EXTRAIT SOURCE>

⟨

La grande aventure de la montagne permet aux enfants de se découvrir des capacités nouvelles et de jouir d’une satisfaction à la hauteur du défi lancé pour surmonter les difficultés rencontrées.

En mai 2002 j’ai donné lors du Forum Transfrontalier de l’Éducation une conférence intitulée : " l’équipe face au risque ". C’est une intervention que je fais habituellement devant un public d’entreprises, et qui sert de point de départ à un travail de réflexion sur les conditions dans lesquelles des individus, au sein d’une équipe, agissent dans un environnement présentant des risques ou des enjeux importants. Pour présenter ce que mes expériences en montagne m’ont appris, je pars d’abord du récit d’une tentative que j’ai faite sur l’Everest, et de l’ascension de ce sommet que j’ai effectuée l’année suivante. Dans une deuxième partie, je pars d’autres ascensions effectuées en cordée de deux et de récits appartenant à l’histoire de l’alpinisme, pour développer un peu plus particulièrement ce qui a trait aux relations au sein d’une cordée.

Nous voilà apparemment un peu loin de la pratique de la montagne par des enfants et des jeunes. Et pourtant quelques mètres d’escalade, l’arrivée à un petit sommet sont pour des jeunes l’occasion de découvertes aussi extraordinaires et formatrices que le sont pour des alpinistes chevronnés les géants de l’Himalaya. Pour illustrer mon propos nous n’irons pas cette fois-ci sur l’Everest, mais sur des sommets plus modestes qui ont servi de terrains de jeux à des stages que je fais avec des enfants depuis plusieurs années. Nous y suivons une progression que je vous propose de découvrir avec moi, et qui nous permettra de voir quel peut être l’apport pédagogique d’une pratique de la montagne pour des enfants et des jeunes.

Escalade à la Mer de Glace

Grimper sur des blocs.

Le parcours d’initiation. Nous faisons des petites montées, des petites descentes et des traversées pour acquérir les rudiments des gestes de l’escalade. Les enfants découvrent un nouvel usage de leur corps : se placer, anticiper des mouvements, chercher l’équilibre, déplacer son poids sur ses appuis. La peur du vide n’intervient pas puisque nous ne sommes pas en hauteur, mais les enfants prennent conscience qu’il faut acquérir une technique, qu’il faut un apprentissage. Face à cette situation nouvelle, les enfants ont des comportements divers, sont plus ou moins doués ou rapides, calmes ou nerveux, coordonnés ou hésitants. Tous se concentrent et, pour peu que l’on veille à ne pas les mettre dans des situations insurmontables, tous se découvrent des capacités nouvelles et se voient progresser (on peut refaire des passages). Dès ce stade, ils apprennent à évaluer des risques : une petite chute sur une racine, pourquoi on met le casque, … Le jeu n’est pas qu’individuel : dans certains passages, on apprend à se parer mutuellement, à être partiellement responsable de la sécurité de l’autre.

⟩

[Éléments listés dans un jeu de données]
⟨

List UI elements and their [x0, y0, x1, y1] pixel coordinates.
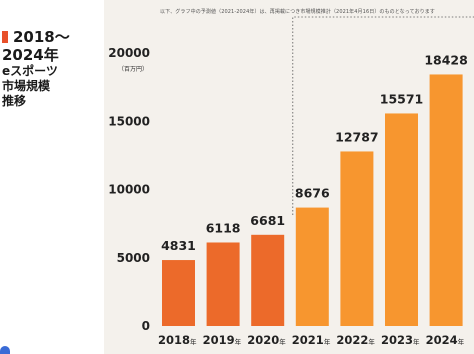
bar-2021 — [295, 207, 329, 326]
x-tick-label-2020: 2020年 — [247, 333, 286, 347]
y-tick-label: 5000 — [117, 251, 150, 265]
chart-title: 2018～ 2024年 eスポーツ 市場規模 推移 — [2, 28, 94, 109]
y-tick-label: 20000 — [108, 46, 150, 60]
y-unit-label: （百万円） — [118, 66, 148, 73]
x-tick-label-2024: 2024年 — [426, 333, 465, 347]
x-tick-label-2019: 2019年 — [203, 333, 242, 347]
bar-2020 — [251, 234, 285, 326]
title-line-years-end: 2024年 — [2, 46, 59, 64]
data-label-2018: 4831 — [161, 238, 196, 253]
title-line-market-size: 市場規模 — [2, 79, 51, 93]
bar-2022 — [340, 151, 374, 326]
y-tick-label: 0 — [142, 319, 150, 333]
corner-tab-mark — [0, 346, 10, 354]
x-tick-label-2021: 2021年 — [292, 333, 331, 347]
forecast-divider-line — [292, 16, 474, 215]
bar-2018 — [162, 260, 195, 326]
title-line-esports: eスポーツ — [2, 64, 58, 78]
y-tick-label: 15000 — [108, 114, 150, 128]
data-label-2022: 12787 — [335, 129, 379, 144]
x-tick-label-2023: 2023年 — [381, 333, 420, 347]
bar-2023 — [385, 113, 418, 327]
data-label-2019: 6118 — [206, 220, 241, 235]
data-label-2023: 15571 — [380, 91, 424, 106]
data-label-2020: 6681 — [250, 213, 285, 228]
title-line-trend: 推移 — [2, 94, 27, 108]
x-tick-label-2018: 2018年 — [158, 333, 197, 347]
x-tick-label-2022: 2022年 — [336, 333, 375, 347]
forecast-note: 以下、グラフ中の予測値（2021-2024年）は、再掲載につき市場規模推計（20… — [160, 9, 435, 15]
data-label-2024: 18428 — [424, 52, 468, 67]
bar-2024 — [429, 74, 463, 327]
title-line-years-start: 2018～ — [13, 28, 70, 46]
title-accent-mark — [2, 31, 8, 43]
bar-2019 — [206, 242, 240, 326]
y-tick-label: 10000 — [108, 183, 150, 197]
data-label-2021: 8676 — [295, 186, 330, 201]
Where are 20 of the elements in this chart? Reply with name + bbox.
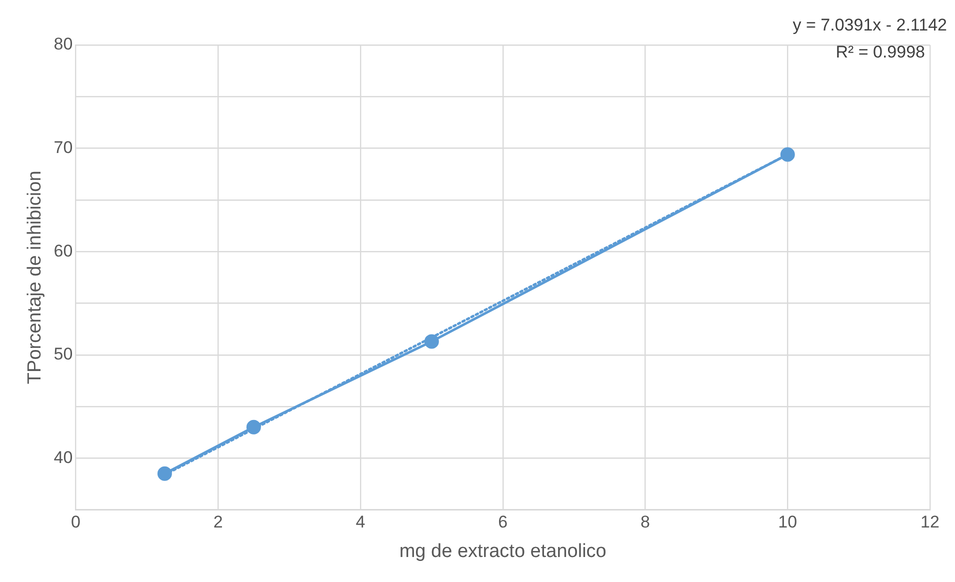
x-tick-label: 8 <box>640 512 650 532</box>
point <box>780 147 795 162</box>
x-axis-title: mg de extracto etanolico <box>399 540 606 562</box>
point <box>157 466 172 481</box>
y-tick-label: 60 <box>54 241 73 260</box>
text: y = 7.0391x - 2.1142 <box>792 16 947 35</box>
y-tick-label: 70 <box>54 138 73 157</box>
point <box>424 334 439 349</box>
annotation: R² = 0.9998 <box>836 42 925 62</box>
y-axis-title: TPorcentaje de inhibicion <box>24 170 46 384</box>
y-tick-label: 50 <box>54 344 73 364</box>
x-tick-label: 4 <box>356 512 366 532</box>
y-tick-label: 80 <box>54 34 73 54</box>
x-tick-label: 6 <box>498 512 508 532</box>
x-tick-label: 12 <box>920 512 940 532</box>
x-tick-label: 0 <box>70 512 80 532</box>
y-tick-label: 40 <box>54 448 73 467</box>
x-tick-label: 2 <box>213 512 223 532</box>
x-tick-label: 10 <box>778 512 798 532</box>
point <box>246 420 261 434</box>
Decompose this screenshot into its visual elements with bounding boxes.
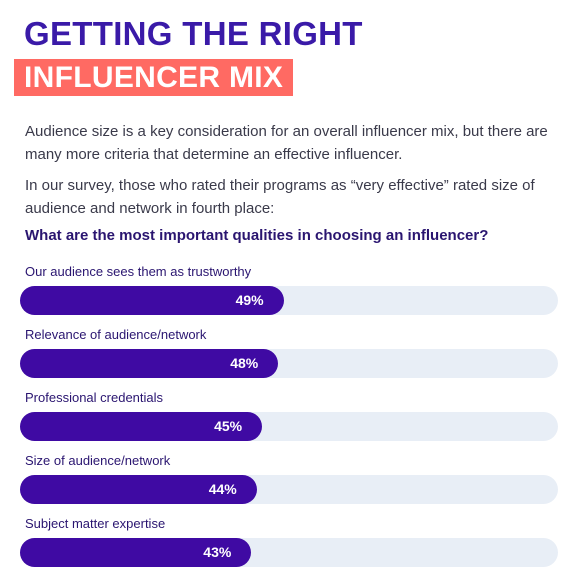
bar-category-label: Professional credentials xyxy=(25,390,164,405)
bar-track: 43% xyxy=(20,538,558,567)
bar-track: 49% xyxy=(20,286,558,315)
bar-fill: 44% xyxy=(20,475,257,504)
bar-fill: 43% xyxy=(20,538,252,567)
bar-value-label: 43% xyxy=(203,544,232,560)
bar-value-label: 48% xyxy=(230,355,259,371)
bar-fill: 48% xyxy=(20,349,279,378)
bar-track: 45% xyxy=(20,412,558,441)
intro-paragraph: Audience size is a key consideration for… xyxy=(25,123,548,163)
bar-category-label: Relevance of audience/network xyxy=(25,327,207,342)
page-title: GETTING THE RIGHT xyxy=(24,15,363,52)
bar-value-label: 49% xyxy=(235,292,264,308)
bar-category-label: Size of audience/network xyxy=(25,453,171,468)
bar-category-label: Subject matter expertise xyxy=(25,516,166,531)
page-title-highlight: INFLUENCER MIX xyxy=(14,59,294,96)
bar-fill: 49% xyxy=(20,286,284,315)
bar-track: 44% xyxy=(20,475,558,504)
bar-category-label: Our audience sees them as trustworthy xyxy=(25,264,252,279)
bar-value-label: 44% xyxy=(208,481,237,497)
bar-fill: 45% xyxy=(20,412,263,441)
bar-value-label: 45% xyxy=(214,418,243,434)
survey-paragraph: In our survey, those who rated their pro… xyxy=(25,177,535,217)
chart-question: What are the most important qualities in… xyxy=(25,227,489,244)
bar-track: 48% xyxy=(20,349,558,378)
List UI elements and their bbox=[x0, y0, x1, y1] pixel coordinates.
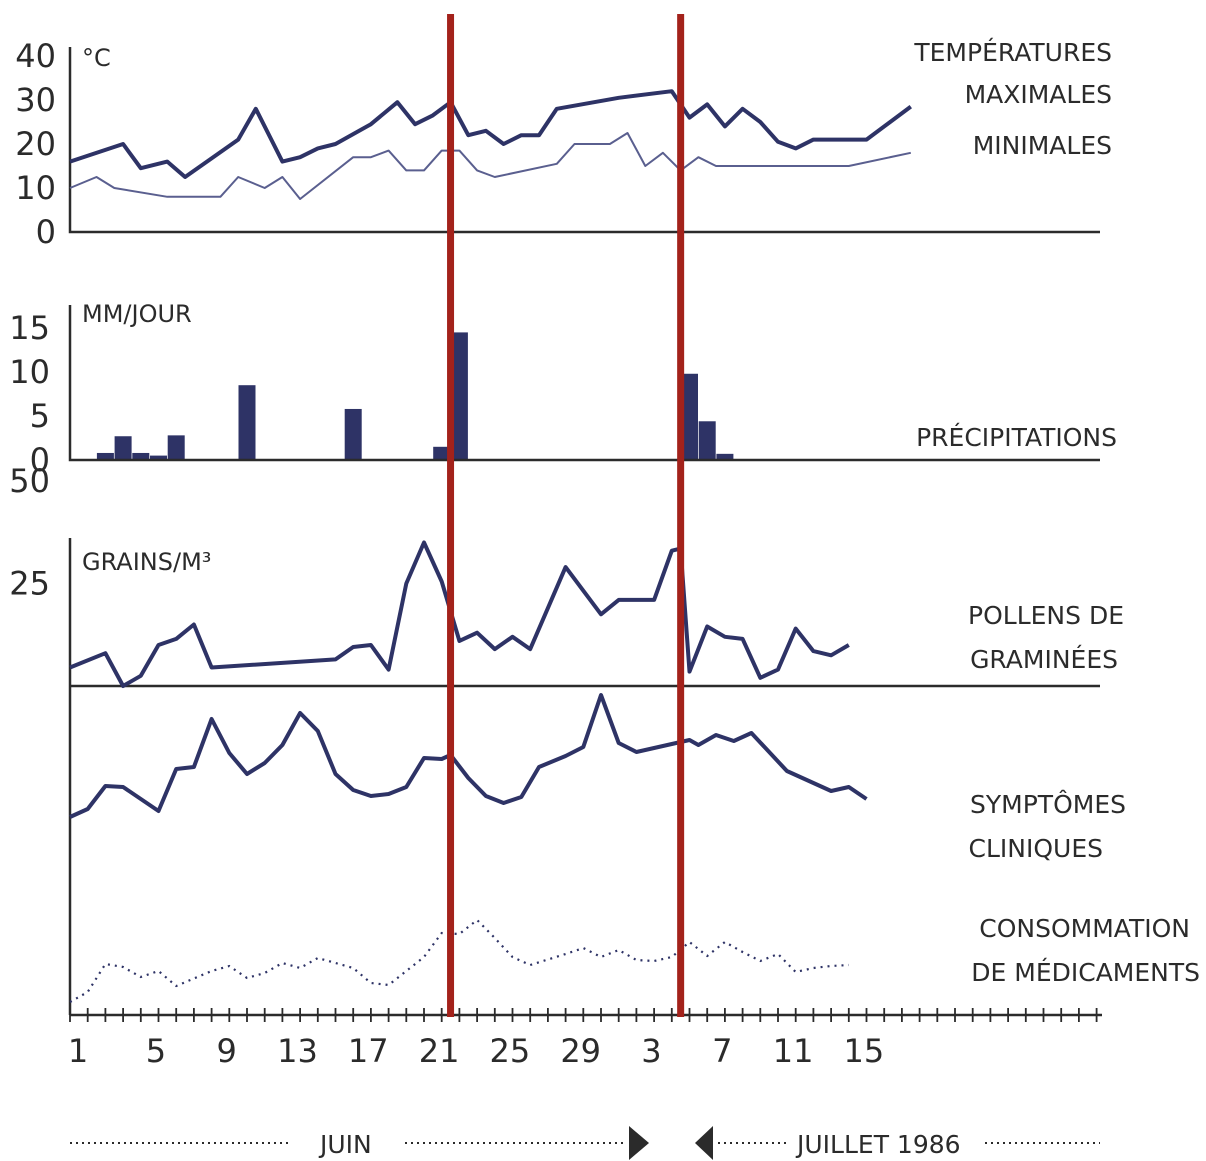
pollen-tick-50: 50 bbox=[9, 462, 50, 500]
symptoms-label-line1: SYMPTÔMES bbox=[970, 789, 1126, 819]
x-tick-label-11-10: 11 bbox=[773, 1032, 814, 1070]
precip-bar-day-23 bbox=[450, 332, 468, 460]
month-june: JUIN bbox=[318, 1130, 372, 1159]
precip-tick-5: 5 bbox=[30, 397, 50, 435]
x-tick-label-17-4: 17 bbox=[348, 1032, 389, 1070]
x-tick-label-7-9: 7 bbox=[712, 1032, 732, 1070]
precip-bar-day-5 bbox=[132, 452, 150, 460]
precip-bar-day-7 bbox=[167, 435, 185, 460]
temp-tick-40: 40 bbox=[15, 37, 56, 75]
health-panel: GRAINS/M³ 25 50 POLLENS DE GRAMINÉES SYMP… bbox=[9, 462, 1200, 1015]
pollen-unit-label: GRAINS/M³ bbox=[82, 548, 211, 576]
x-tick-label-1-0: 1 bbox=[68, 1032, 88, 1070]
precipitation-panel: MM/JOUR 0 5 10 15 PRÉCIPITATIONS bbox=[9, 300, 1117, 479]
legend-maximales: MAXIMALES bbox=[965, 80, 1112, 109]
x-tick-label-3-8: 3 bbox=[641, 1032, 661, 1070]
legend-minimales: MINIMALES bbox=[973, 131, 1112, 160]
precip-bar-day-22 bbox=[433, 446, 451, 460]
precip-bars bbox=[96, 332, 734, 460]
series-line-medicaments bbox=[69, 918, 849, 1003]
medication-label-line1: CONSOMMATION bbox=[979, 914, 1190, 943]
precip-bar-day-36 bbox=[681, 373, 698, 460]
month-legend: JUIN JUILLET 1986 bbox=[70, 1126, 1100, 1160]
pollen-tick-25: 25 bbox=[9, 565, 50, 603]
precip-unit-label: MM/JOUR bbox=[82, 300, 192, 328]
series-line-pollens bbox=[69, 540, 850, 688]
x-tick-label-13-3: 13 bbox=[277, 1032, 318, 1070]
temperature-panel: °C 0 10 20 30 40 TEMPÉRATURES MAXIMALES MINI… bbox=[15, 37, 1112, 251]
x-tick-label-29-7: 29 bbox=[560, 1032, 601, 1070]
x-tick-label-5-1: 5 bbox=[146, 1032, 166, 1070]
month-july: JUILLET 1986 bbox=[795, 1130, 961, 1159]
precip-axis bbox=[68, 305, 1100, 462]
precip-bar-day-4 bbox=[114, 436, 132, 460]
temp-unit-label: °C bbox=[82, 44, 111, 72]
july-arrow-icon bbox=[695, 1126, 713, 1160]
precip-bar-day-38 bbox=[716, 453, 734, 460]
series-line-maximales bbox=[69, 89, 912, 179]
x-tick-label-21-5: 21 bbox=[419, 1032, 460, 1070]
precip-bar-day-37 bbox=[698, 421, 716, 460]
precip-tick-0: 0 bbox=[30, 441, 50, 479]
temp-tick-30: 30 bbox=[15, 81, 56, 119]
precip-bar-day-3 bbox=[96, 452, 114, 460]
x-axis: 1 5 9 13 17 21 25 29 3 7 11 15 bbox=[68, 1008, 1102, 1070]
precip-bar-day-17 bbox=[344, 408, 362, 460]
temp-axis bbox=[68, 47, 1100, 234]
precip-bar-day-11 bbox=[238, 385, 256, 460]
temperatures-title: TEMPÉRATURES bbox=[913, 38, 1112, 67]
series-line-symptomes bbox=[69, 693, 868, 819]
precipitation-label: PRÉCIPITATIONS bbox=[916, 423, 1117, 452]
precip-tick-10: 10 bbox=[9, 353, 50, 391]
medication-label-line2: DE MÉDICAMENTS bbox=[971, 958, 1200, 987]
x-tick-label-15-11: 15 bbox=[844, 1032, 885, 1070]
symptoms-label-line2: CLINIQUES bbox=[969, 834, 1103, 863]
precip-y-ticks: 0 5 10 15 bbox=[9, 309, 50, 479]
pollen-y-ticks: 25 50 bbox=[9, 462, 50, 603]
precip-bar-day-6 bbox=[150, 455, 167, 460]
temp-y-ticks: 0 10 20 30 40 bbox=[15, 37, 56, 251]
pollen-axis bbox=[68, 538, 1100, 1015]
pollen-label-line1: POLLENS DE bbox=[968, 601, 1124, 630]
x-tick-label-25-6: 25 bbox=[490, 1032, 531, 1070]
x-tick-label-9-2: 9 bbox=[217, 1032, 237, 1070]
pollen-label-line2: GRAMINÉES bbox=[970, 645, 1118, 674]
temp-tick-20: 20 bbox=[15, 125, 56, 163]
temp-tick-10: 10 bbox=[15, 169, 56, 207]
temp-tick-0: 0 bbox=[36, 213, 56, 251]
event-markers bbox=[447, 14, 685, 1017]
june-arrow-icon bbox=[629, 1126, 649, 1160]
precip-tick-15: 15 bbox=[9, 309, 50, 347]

⟩

CONSIGNE ÉCRITE>
Dans le texte sur la montagne avec les enfants, pourquoi la peur du vide ne joue-t-elle aucun rôle pendant le parcours d'initiation ? Répondez en une à trois phrases.

RÉPONSE DE L'EXERCICE>
Pendant le parcours d'initiation, la peur du vide n'intervient pas parce que les enfants ne sont pas en hauteur. Ils font seulement de petites montées, de petites descentes et des traversées sur des blocs.